* _PROBLEM REQUIREMENTS_: Scan the lines below for the string "шероховатости" and copy every one that has it.

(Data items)
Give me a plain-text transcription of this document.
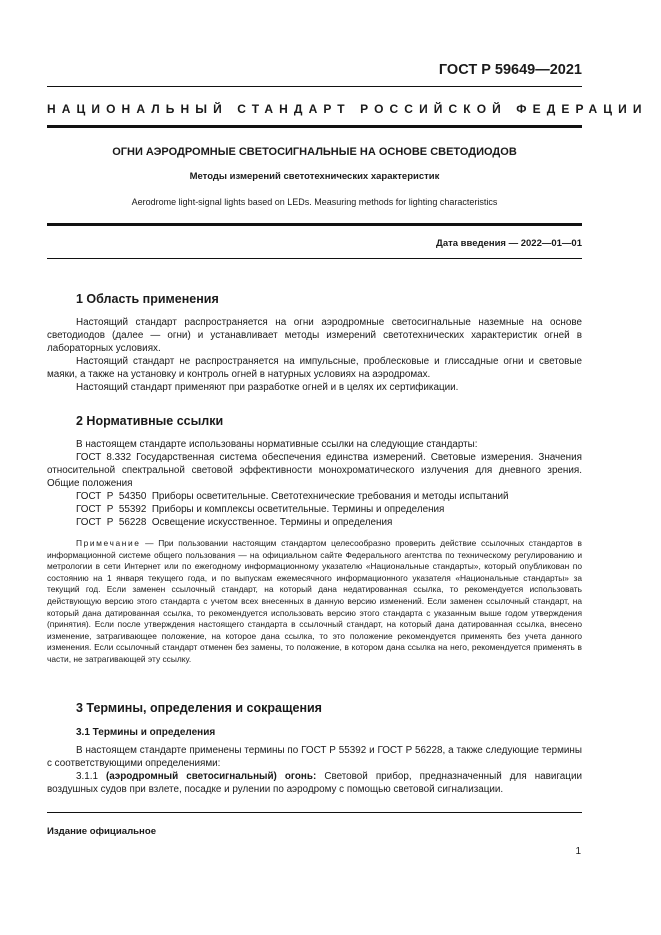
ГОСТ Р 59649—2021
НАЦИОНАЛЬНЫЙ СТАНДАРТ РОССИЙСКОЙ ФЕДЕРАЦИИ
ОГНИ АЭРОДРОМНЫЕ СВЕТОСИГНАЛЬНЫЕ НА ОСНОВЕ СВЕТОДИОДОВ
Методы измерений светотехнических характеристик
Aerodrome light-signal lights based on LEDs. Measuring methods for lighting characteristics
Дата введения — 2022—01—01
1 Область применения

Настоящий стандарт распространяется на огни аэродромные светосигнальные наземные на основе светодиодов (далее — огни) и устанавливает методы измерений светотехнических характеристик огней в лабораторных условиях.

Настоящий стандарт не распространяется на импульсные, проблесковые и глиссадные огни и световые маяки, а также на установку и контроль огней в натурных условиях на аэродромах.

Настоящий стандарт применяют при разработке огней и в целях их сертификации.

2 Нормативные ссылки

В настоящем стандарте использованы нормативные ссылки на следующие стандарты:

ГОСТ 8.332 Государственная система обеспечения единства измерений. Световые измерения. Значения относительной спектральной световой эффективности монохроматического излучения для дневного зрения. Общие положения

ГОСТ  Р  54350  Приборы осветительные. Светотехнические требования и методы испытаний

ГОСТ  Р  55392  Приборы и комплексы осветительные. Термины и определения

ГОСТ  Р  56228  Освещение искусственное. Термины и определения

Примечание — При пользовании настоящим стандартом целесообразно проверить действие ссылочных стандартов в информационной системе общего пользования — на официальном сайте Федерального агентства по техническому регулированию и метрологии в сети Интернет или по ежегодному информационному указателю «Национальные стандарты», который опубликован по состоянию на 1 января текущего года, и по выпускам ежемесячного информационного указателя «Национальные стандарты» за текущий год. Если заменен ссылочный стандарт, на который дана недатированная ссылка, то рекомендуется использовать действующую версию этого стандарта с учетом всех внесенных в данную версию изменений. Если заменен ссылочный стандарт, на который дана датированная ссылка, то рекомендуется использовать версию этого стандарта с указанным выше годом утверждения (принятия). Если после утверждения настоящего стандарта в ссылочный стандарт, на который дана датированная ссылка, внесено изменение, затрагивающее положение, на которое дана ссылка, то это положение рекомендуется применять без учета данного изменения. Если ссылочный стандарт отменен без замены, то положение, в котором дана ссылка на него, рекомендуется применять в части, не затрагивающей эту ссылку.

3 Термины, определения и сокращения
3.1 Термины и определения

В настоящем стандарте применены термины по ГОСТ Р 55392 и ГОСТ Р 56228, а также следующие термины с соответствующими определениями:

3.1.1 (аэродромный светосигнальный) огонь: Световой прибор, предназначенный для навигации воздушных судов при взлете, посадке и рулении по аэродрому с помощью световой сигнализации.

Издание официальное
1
==
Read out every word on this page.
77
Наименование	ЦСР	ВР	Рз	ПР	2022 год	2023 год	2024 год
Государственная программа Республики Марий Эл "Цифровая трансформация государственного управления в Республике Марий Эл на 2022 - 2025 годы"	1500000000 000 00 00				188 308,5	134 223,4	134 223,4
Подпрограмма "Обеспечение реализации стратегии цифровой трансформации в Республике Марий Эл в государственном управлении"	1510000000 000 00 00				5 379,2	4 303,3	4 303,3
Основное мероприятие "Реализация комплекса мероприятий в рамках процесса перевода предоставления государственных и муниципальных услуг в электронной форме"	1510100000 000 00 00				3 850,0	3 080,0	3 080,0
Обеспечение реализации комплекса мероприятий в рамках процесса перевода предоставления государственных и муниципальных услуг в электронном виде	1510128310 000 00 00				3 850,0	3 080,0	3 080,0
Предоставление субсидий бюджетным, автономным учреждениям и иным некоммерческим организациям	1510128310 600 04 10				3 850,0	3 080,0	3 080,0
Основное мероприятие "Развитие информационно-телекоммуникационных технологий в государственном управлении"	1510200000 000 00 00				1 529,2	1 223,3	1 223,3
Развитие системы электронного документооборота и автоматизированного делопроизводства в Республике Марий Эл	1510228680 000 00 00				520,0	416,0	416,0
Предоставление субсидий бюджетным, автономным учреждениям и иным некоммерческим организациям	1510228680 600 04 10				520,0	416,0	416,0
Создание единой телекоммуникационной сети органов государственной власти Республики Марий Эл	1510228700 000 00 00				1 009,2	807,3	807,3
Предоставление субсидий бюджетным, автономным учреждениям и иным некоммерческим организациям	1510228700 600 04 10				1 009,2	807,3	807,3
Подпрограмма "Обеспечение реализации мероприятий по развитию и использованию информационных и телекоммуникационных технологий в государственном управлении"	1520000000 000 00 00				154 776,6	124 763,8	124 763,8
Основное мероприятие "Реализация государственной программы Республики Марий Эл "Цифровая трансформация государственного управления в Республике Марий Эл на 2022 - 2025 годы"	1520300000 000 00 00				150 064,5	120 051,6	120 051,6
==
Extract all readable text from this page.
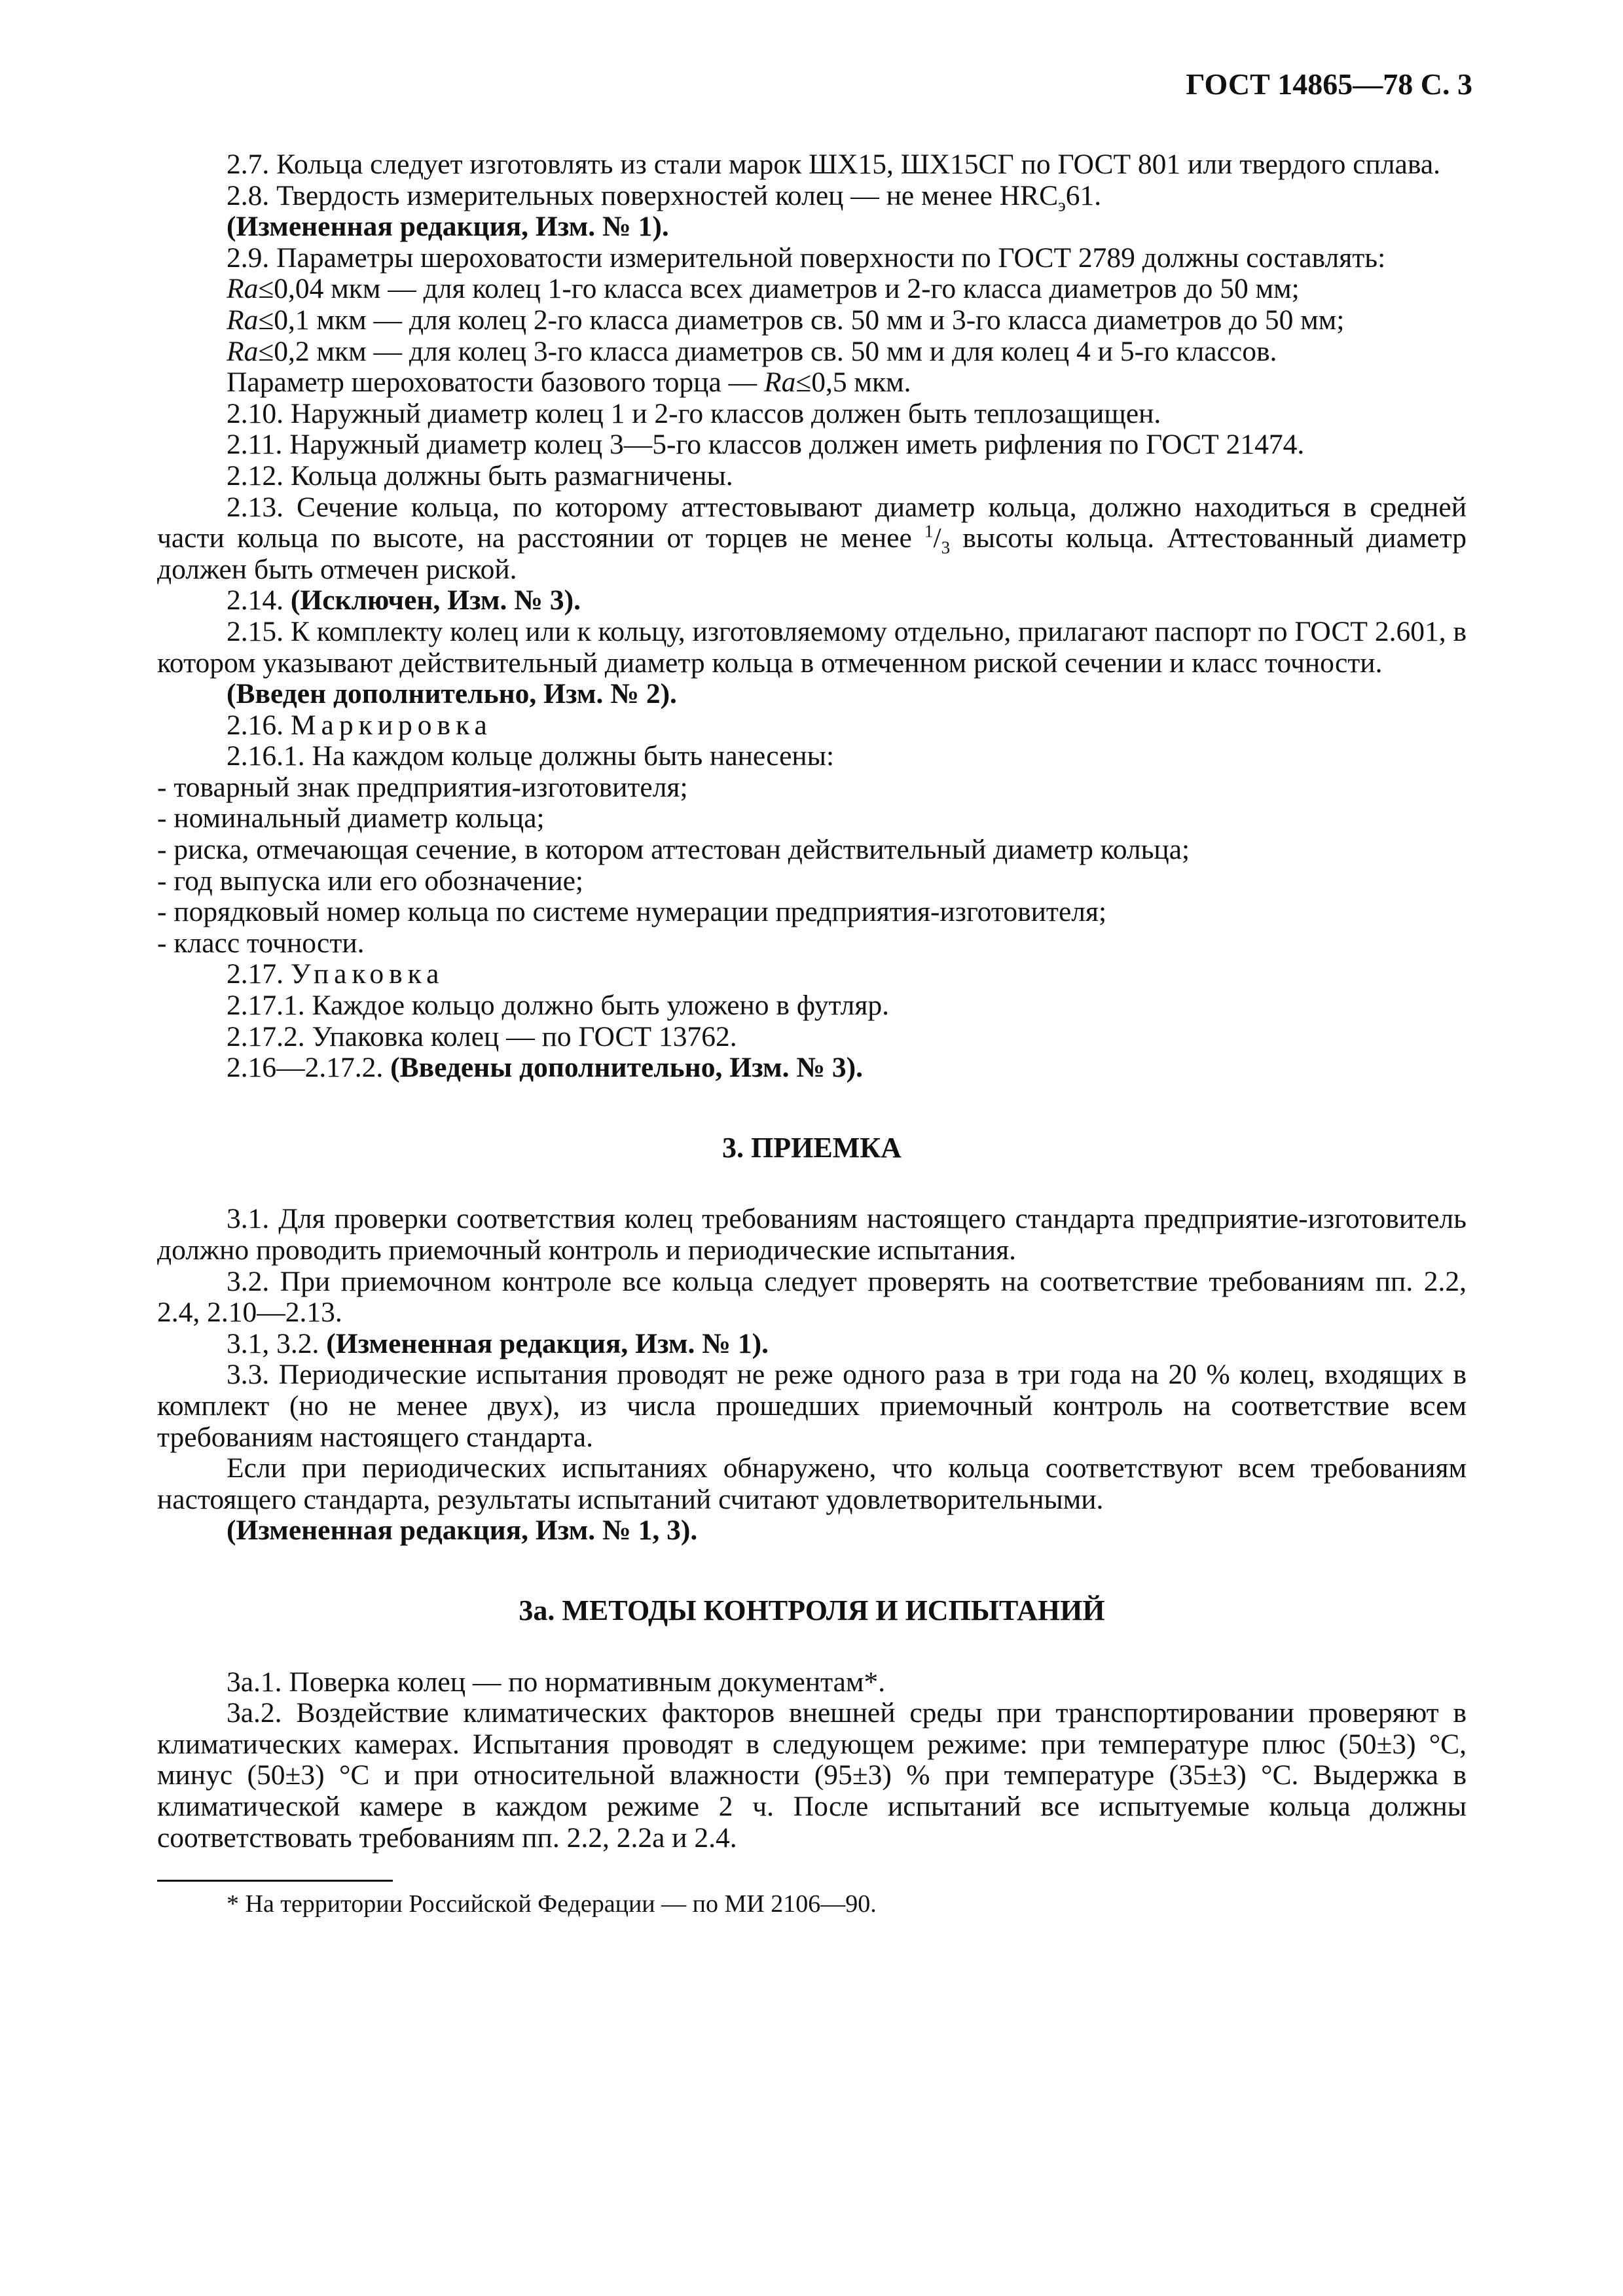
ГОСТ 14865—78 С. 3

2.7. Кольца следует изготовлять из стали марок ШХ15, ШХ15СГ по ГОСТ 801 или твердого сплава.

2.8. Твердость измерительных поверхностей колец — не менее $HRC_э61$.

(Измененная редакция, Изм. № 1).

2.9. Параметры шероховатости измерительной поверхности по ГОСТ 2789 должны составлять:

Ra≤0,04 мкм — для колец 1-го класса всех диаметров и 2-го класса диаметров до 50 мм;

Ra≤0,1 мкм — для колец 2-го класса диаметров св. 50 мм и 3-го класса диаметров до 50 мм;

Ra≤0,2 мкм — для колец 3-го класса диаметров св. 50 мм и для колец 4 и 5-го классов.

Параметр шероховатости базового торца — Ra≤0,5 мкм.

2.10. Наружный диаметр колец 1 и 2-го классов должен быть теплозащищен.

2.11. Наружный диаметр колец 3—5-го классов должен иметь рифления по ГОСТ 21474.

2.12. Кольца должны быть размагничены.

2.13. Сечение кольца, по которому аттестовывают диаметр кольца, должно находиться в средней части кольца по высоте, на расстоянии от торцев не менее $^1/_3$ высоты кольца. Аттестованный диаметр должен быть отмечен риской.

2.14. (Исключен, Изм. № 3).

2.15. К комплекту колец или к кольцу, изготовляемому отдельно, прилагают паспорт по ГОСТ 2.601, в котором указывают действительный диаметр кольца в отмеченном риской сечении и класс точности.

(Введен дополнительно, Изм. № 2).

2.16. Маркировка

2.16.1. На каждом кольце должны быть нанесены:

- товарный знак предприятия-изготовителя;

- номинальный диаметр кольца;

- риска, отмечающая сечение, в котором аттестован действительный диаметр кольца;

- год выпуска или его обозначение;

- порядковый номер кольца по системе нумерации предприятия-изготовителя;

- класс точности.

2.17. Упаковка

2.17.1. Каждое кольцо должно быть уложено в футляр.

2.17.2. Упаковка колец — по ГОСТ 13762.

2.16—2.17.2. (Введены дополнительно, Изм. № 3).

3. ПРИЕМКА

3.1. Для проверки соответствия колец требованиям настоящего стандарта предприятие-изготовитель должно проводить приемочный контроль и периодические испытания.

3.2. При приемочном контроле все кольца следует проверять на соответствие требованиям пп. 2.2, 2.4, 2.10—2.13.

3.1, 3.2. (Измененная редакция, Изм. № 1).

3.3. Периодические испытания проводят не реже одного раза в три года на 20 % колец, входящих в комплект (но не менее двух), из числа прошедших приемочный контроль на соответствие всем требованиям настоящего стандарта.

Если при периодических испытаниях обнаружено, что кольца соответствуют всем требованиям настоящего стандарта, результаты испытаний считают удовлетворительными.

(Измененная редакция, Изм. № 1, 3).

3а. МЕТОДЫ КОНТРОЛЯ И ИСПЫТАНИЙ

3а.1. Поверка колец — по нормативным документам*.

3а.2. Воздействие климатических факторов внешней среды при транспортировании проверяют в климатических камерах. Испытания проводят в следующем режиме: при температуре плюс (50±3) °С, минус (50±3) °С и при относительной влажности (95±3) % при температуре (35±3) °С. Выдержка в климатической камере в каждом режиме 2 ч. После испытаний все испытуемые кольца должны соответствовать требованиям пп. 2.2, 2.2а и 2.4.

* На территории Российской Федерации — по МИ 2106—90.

* _THE ANSWER_:
2.9. Параметры шероховатости измерительной поверхности по ГОСТ 2789 должны составлять:
Параметр шероховатости базового торца — Ra≤0,5 мкм.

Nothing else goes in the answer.